- _Exercise_
Copy out each line of the listing that has the word "pertama" in it.

- _Collection entries_

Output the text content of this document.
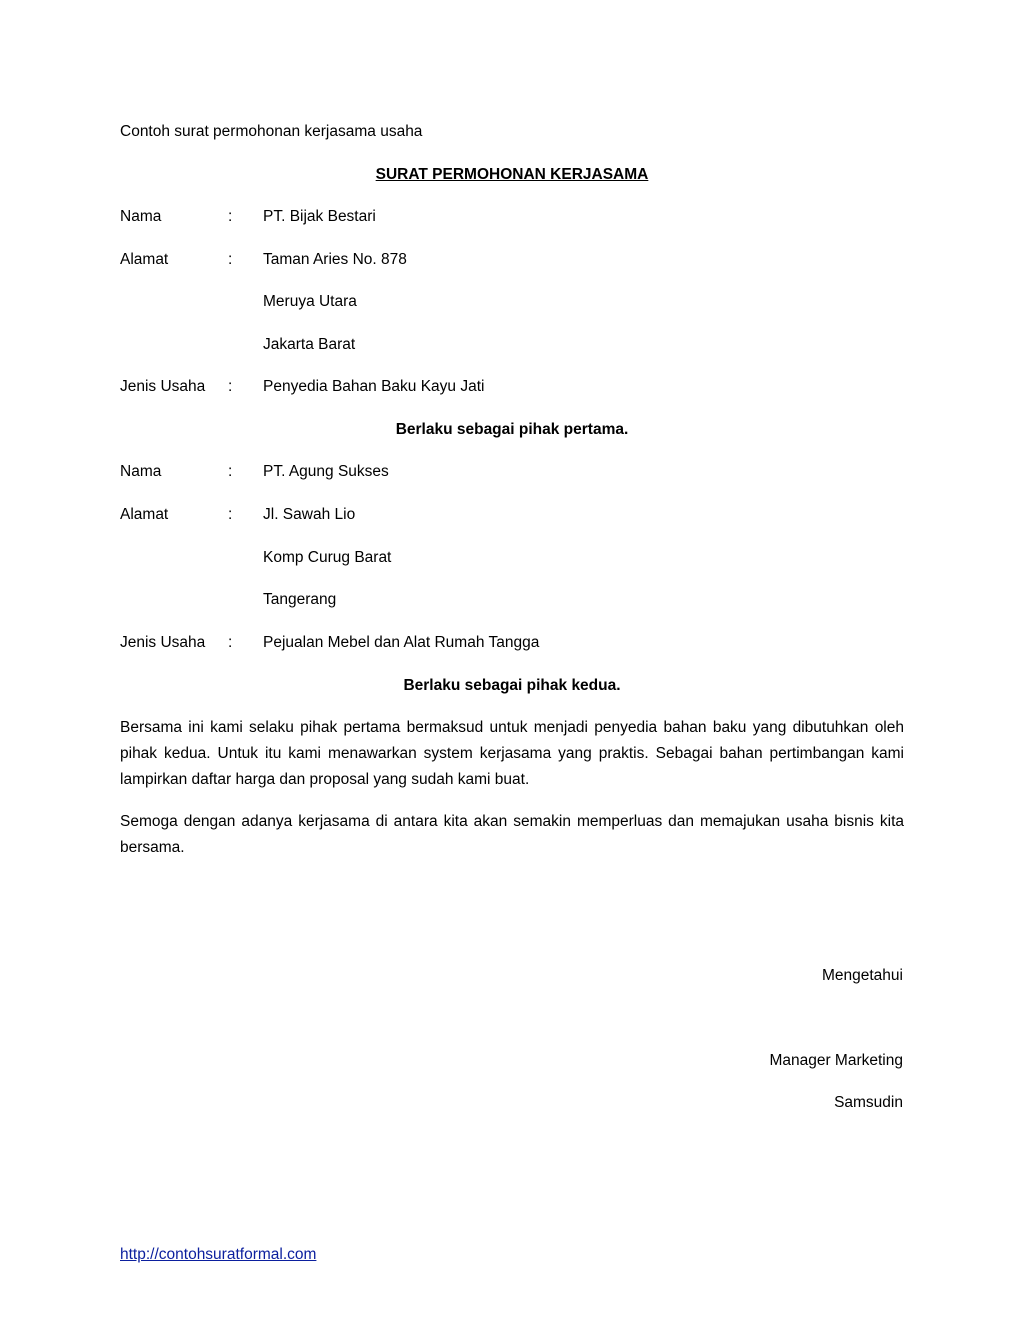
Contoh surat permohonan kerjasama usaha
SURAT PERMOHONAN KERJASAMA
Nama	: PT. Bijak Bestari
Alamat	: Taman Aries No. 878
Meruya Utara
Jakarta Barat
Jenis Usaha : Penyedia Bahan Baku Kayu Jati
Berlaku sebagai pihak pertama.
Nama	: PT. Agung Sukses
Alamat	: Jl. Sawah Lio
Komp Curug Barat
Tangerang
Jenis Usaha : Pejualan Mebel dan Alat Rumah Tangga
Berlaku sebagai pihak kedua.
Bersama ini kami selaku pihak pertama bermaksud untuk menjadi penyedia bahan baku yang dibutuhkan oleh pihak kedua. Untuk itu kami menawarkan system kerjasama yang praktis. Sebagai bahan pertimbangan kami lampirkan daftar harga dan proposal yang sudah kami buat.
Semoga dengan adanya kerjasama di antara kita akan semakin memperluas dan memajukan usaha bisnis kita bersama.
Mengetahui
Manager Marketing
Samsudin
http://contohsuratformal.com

- _The completed task_
Berlaku sebagai pihak pertama.
Bersama ini kami selaku pihak pertama bermaksud untuk menjadi penyedia bahan baku yang dibutuhkan oleh pihak kedua. Untuk itu kami menawarkan system kerjasama yang praktis. Sebagai bahan pertimbangan kami lampirkan daftar harga dan proposal yang sudah kami buat.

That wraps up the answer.